====== ENTRIES PROVIDED

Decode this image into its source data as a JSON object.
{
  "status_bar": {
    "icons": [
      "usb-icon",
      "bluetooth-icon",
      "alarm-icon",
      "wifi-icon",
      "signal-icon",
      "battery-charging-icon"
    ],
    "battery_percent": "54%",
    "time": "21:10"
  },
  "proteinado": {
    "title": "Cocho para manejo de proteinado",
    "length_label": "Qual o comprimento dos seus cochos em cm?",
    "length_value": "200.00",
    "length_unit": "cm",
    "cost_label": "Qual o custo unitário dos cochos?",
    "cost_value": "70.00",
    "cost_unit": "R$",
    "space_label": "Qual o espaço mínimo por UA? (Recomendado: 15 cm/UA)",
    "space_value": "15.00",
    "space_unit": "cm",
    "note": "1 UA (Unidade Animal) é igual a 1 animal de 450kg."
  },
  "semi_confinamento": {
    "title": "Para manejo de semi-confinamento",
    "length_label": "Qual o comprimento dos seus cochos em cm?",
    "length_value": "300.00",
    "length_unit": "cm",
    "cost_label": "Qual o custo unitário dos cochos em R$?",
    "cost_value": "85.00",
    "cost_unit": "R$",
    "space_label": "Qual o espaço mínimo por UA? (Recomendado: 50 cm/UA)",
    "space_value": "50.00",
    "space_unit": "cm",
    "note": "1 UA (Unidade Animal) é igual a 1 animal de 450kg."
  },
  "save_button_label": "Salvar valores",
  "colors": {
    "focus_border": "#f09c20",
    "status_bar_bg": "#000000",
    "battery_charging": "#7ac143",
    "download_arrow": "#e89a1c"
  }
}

============

WORK ORDER
Reproduce every entry above. Make each line identical to the original.

RESPONSE TO THE TASK
Decode this image into its source data as a JSON object.
{
  "status_bar": {
    "icons": [
      "usb-icon",
      "bluetooth-icon",
      "alarm-icon",
      "wifi-icon",
      "signal-icon",
      "battery-charging-icon"
    ],
    "battery_percent": "54%",
    "time": "21:10"
  },
  "proteinado": {
    "title": "Cocho para manejo de proteinado",
    "length_label": "Qual o comprimento dos seus cochos em cm?",
    "length_value": "200.00",
    "length_unit": "cm",
    "cost_label": "Qual o custo unitário dos cochos?",
    "cost_value": "70.00",
    "cost_unit": "R$",
    "space_label": "Qual o espaço mínimo por UA? (Recomendado: 15 cm/UA)",
    "space_value": "15.00",
    "space_unit": "cm",
    "note": "1 UA (Unidade Animal) é igual a 1 animal de 450kg."
  },
  "semi_confinamento": {
    "title": "Para manejo de semi-confinamento",
    "length_label": "Qual o comprimento dos seus cochos em cm?",
    "length_value": "300.00",
    "length_unit": "cm",
    "cost_label": "Qual o custo unitário dos cochos em R$?",
    "cost_value": "85.00",
    "cost_unit": "R$",
    "space_label": "Qual o espaço mínimo por UA? (Recomendado: 50 cm/UA)",
    "space_value": "50.00",
    "space_unit": "cm",
    "note": "1 UA (Unidade Animal) é igual a 1 animal de 450kg."
  },
  "save_button_label": "Salvar valores",
  "colors": {
    "focus_border": "#f09c20",
    "status_bar_bg": "#000000",
    "battery_charging": "#7ac143",
    "download_arrow": "#e89a1c"
  }
}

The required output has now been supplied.